Start of Input data
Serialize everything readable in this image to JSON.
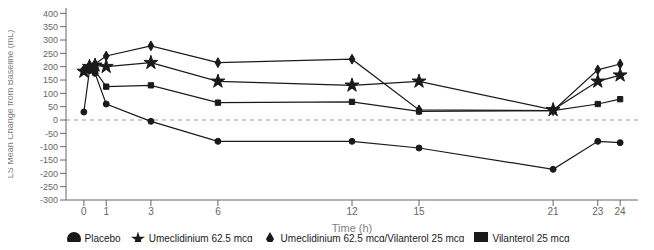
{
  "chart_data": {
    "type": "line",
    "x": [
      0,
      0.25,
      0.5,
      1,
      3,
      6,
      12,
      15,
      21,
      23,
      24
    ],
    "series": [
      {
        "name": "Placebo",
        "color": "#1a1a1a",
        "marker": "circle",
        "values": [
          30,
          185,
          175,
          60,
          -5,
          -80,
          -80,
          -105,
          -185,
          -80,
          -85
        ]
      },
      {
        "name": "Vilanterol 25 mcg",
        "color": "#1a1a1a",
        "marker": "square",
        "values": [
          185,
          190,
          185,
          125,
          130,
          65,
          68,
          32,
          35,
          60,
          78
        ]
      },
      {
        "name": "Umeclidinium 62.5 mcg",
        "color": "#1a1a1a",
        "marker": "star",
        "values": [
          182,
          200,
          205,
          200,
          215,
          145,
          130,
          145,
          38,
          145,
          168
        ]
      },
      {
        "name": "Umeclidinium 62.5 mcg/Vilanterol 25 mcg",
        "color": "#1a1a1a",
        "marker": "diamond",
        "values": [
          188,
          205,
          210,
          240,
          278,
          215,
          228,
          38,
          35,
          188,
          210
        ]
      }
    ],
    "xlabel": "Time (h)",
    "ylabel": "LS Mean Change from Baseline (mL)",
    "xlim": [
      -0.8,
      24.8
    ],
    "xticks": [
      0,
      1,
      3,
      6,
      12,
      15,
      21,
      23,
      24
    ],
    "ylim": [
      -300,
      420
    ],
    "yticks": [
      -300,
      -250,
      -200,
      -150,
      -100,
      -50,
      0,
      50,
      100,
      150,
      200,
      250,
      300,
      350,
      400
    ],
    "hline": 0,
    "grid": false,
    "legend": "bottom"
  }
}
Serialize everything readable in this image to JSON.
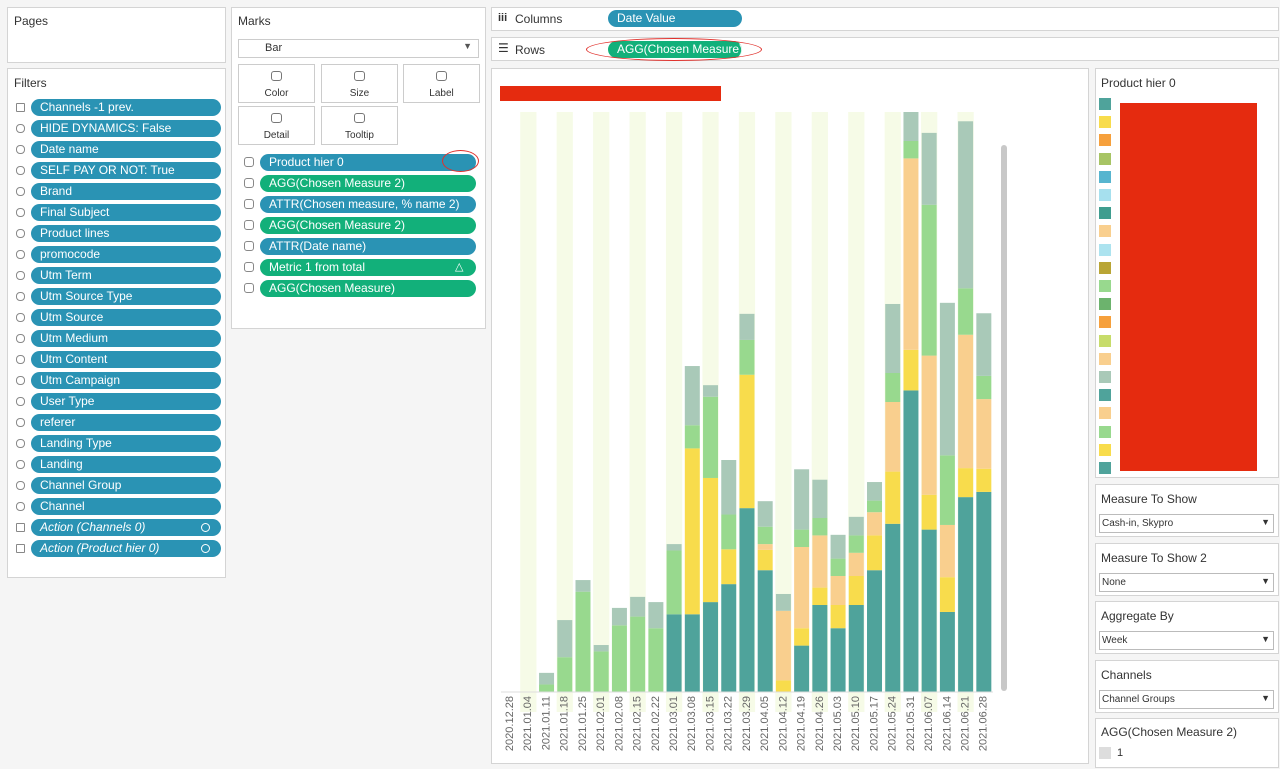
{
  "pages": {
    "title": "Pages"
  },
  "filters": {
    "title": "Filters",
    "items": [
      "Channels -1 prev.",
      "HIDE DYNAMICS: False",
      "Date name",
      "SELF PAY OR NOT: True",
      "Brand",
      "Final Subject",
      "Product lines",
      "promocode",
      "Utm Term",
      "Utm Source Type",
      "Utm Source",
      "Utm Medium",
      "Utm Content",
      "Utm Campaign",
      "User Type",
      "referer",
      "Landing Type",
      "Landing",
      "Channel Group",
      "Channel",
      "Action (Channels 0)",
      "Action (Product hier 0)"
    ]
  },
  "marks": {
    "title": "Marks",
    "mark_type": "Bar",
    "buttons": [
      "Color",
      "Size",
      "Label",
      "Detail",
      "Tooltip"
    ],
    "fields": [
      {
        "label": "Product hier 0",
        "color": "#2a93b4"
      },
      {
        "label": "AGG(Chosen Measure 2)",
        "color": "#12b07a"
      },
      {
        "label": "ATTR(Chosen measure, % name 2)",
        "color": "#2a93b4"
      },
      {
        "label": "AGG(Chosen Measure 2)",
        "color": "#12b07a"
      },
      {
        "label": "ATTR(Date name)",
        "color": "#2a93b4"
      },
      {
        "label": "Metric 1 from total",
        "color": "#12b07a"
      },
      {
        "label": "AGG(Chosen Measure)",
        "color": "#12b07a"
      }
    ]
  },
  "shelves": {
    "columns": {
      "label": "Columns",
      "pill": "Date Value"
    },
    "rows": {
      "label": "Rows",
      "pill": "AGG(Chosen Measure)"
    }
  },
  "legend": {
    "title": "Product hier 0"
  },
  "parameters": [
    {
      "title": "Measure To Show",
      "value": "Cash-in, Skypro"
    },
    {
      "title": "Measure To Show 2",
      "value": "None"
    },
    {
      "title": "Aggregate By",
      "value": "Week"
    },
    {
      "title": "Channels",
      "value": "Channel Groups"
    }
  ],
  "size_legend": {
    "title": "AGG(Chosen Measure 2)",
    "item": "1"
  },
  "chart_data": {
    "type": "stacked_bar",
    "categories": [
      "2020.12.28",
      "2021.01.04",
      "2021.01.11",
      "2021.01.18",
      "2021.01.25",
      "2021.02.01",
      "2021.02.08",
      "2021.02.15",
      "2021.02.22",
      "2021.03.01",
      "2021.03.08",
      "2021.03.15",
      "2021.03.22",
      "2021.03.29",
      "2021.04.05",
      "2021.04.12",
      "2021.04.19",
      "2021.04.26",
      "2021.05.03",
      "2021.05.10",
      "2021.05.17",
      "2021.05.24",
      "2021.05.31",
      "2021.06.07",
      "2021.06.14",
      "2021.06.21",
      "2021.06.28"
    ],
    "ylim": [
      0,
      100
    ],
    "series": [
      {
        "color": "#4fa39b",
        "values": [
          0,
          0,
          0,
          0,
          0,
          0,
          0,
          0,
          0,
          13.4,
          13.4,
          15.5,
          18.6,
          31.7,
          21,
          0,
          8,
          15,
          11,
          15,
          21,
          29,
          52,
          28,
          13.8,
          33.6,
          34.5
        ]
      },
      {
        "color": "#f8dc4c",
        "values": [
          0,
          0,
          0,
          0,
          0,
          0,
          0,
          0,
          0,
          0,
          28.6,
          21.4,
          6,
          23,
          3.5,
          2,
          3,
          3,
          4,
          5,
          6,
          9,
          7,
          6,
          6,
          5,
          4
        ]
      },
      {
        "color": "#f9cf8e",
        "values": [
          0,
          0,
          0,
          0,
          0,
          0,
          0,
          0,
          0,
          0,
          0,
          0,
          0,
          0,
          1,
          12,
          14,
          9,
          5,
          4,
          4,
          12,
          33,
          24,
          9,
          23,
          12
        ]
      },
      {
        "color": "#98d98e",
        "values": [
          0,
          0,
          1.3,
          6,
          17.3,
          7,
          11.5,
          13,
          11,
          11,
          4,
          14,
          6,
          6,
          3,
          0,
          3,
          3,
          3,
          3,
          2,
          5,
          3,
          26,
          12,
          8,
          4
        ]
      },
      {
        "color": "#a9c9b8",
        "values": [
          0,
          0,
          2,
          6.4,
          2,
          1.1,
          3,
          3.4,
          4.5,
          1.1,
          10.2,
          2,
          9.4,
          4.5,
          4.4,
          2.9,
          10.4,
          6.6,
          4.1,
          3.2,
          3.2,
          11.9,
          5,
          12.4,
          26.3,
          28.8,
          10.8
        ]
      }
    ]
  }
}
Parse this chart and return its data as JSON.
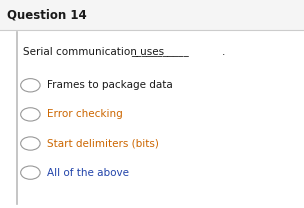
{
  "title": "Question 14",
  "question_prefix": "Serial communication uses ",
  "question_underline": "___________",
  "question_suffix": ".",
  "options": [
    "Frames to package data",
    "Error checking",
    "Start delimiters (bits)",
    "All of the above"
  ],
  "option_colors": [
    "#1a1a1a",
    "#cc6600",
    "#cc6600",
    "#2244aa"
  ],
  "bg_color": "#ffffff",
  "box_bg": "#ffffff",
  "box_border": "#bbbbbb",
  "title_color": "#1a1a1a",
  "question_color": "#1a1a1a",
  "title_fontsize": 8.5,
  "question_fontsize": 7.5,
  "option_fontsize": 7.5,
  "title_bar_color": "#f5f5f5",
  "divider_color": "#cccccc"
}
End of Input data
Objective » Write out every entry again word for word, without any of the pictures.

Task answer »
Serialize everything readable in this image to JSON.
{
  "chart_data": {
    "type": "line",
    "x": [
      0,
      0.25,
      0.5,
      1,
      3,
      6,
      12,
      15,
      21,
      23,
      24
    ],
    "series": [
      {
        "name": "Placebo",
        "color": "#1a1a1a",
        "marker": "circle",
        "values": [
          30,
          185,
          175,
          60,
          -5,
          -80,
          -80,
          -105,
          -185,
          -80,
          -85
        ]
      },
      {
        "name": "Vilanterol 25 mcg",
        "color": "#1a1a1a",
        "marker": "square",
        "values": [
          185,
          190,
          185,
          125,
          130,
          65,
          68,
          32,
          35,
          60,
          78
        ]
      },
      {
        "name": "Umeclidinium 62.5 mcg",
        "color": "#1a1a1a",
        "marker": "star",
        "values": [
          182,
          200,
          205,
          200,
          215,
          145,
          130,
          145,
          38,
          145,
          168
        ]
      },
      {
        "name": "Umeclidinium 62.5 mcg/Vilanterol 25 mcg",
        "color": "#1a1a1a",
        "marker": "diamond",
        "values": [
          188,
          205,
          210,
          240,
          278,
          215,
          228,
          38,
          35,
          188,
          210
        ]
      }
    ],
    "xlabel": "Time (h)",
    "ylabel": "LS Mean Change from Baseline (mL)",
    "xlim": [
      -0.8,
      24.8
    ],
    "xticks": [
      0,
      1,
      3,
      6,
      12,
      15,
      21,
      23,
      24
    ],
    "ylim": [
      -300,
      420
    ],
    "yticks": [
      -300,
      -250,
      -200,
      -150,
      -100,
      -50,
      0,
      50,
      100,
      150,
      200,
      250,
      300,
      350,
      400
    ],
    "hline": 0,
    "grid": false,
    "legend": "bottom"
  }
}
Serialize everything readable in this image to JSON.
{
  "pages": {
    "title": "Pages"
  },
  "filters": {
    "title": "Filters",
    "items": [
      "Channels -1 prev.",
      "HIDE DYNAMICS: False",
      "Date name",
      "SELF PAY OR NOT: True",
      "Brand",
      "Final Subject",
      "Product lines",
      "promocode",
      "Utm Term",
      "Utm Source Type",
      "Utm Source",
      "Utm Medium",
      "Utm Content",
      "Utm Campaign",
      "User Type",
      "referer",
      "Landing Type",
      "Landing",
      "Channel Group",
      "Channel",
      "Action (Channels 0)",
      "Action (Product hier 0)"
    ]
  },
  "marks": {
    "title": "Marks",
    "mark_type": "Bar",
    "buttons": [
      "Color",
      "Size",
      "Label",
      "Detail",
      "Tooltip"
    ],
    "fields": [
      {
        "label": "Product hier 0",
        "color": "#2a93b4"
      },
      {
        "label": "AGG(Chosen Measure 2)",
        "color": "#12b07a"
      },
      {
        "label": "ATTR(Chosen measure, % name 2)",
        "color": "#2a93b4"
      },
      {
        "label": "AGG(Chosen Measure 2)",
        "color": "#12b07a"
      },
      {
        "label": "ATTR(Date name)",
        "color": "#2a93b4"
      },
      {
        "label": "Metric 1 from total",
        "color": "#12b07a"
      },
      {
        "label": "AGG(Chosen Measure)",
        "color": "#12b07a"
      }
    ]
  },
  "shelves": {
    "columns": {
      "label": "Columns",
      "pill": "Date Value"
    },
    "rows": {
      "label": "Rows",
      "pill": "AGG(Chosen Measure)"
    }
  },
  "legend": {
    "title": "Product hier 0"
  },
  "parameters": [
    {
      "title": "Measure To Show",
      "value": "Cash-in, Skypro"
    },
    {
      "title": "Measure To Show 2",
      "value": "None"
    },
    {
      "title": "Aggregate By",
      "value": "Week"
    },
    {
      "title": "Channels",
      "value": "Channel Groups"
    }
  ],
  "size_legend": {
    "title": "AGG(Chosen Measure 2)",
    "item": "1"
  },
  "chart_data": {
    "type": "stacked_bar",
    "categories": [
      "2020.12.28",
      "2021.01.04",
      "2021.01.11",
      "2021.01.18",
      "2021.01.25",
      "2021.02.01",
      "2021.02.08",
      "2021.02.15",
      "2021.02.22",
      "2021.03.01",
      "2021.03.08",
      "2021.03.15",
      "2021.03.22",
      "2021.03.29",
      "2021.04.05",
      "2021.04.12",
      "2021.04.19",
      "2021.04.26",
      "2021.05.03",
      "2021.05.10",
      "2021.05.17",
      "2021.05.24",
      "2021.05.31",
      "2021.06.07",
      "2021.06.14",
      "2021.06.21",
      "2021.06.28"
    ],
    "ylim": [
      0,
      100
    ],
    "series": [
      {
        "color": "#4fa39b",
        "values": [
          0,
          0,
          0,
          0,
          0,
          0,
          0,
          0,
          0,
          13.4,
          13.4,
          15.5,
          18.6,
          31.7,
          21,
          0,
          8,
          15,
          11,
          15,
          21,
          29,
          52,
          28,
          13.8,
          33.6,
          34.5
        ]
      },
      {
        "color": "#f8dc4c",
        "values": [
          0,
          0,
          0,
          0,
          0,
          0,
          0,
          0,
          0,
          0,
          28.6,
          21.4,
          6,
          23,
          3.5,
          2,
          3,
          3,
          4,
          5,
          6,
          9,
          7,
          6,
          6,
          5,
          4
        ]
      },
      {
        "color": "#f9cf8e",
        "values": [
          0,
          0,
          0,
          0,
          0,
          0,
          0,
          0,
          0,
          0,
          0,
          0,
          0,
          0,
          1,
          12,
          14,
          9,
          5,
          4,
          4,
          12,
          33,
          24,
          9,
          23,
          12
        ]
      },
      {
        "color": "#98d98e",
        "values": [
          0,
          0,
          1.3,
          6,
          17.3,
          7,
          11.5,
          13,
          11,
          11,
          4,
          14,
          6,
          6,
          3,
          0,
          3,
          3,
          3,
          3,
          2,
          5,
          3,
          26,
          12,
          8,
          4
        ]
      },
      {
        "color": "#a9c9b8",
        "values": [
          0,
          0,
          2,
          6.4,
          2,
          1.1,
          3,
          3.4,
          4.5,
          1.1,
          10.2,
          2,
          9.4,
          4.5,
          4.4,
          2.9,
          10.4,
          6.6,
          4.1,
          3.2,
          3.2,
          11.9,
          5,
          12.4,
          26.3,
          28.8,
          10.8
        ]
      }
    ]
  }
}
Parse this chart and return its data as JSON.
{
  "title": "Question 14",
  "question_prefix": "Serial communication uses ",
  "question_underline": "___________",
  "question_suffix": ".",
  "options": [
    "Frames to package data",
    "Error checking",
    "Start delimiters (bits)",
    "All of the above"
  ],
  "option_colors": [
    "#1a1a1a",
    "#cc6600",
    "#cc6600",
    "#2244aa"
  ],
  "bg_color": "#ffffff",
  "box_bg": "#ffffff",
  "box_border": "#bbbbbb",
  "title_color": "#1a1a1a",
  "question_color": "#1a1a1a",
  "title_fontsize": 8.5,
  "question_fontsize": 7.5,
  "option_fontsize": 7.5,
  "title_bar_color": "#f5f5f5",
  "divider_color": "#cccccc"
}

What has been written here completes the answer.